● **Uittreksel gegevens**:
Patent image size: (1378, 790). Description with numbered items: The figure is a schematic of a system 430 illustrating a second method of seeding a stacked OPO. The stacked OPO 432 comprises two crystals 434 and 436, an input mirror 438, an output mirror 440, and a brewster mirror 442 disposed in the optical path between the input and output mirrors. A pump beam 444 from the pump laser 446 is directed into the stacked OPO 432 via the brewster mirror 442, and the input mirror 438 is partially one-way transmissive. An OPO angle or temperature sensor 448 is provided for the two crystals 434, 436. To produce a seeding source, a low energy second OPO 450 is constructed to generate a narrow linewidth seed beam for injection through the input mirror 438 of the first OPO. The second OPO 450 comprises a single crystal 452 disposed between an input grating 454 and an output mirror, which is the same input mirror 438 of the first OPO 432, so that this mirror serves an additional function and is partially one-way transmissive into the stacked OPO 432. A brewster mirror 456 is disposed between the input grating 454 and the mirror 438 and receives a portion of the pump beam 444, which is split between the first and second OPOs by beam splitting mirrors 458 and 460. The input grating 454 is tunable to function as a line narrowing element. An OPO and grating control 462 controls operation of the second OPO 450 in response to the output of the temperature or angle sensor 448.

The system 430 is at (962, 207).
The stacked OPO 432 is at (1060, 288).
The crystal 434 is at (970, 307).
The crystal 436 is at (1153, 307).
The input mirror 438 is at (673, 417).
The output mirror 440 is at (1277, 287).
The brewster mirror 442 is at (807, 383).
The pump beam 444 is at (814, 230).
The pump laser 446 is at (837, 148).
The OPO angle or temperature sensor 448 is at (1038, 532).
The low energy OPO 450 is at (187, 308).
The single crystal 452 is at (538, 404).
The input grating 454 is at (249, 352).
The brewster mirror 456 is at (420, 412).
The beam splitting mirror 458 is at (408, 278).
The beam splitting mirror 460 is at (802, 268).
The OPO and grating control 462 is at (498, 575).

● **Opdracht**: Haal uit de bovenstaande records elke regel die de tekenreeks "stacked" bevat. Het verschil tussen hoofdletters en kleine letters telt mee.

● **Resultaat**:
Patent image size: (1378, 790). Description with numbered items: The figure is a schematic of a system 430 illustrating a second method of seeding a stacked OPO. The stacked OPO 432 comprises two crystals 434 and 436, an input mirror 438, an output mirror 440, and a brewster mirror 442 disposed in the optical path between the input and output mirrors. A pump beam 444 from the pump laser 446 is directed into the stacked OPO 432 via the brewster mirror 442, and the input mirror 438 is partially one-way transmissive. An OPO angle or temperature sensor 448 is provided for the two crystals 434, 436. To produce a seeding source, a low energy second OPO 450 is constructed to generate a narrow linewidth seed beam for injection through the input mirror 438 of the first OPO. The second OPO 450 comprises a single crystal 452 disposed between an input grating 454 and an output mirror, which is the same input mirror 438 of the first OPO 432, so that this mirror serves an additional function and is partially one-way transmissive into the stacked OPO 432. A brewster mirror 456 is disposed between the input grating 454 and the mirror 438 and receives a portion of the pump beam 444, which is split between the first and second OPOs by beam splitting mirrors 458 and 460. The input grating 454 is tunable to function as a line narrowing element. An OPO and grating control 462 controls operation of the second OPO 450 in response to the output of the temperature or angle sensor 448.
The stacked OPO 432 is at (1060, 288).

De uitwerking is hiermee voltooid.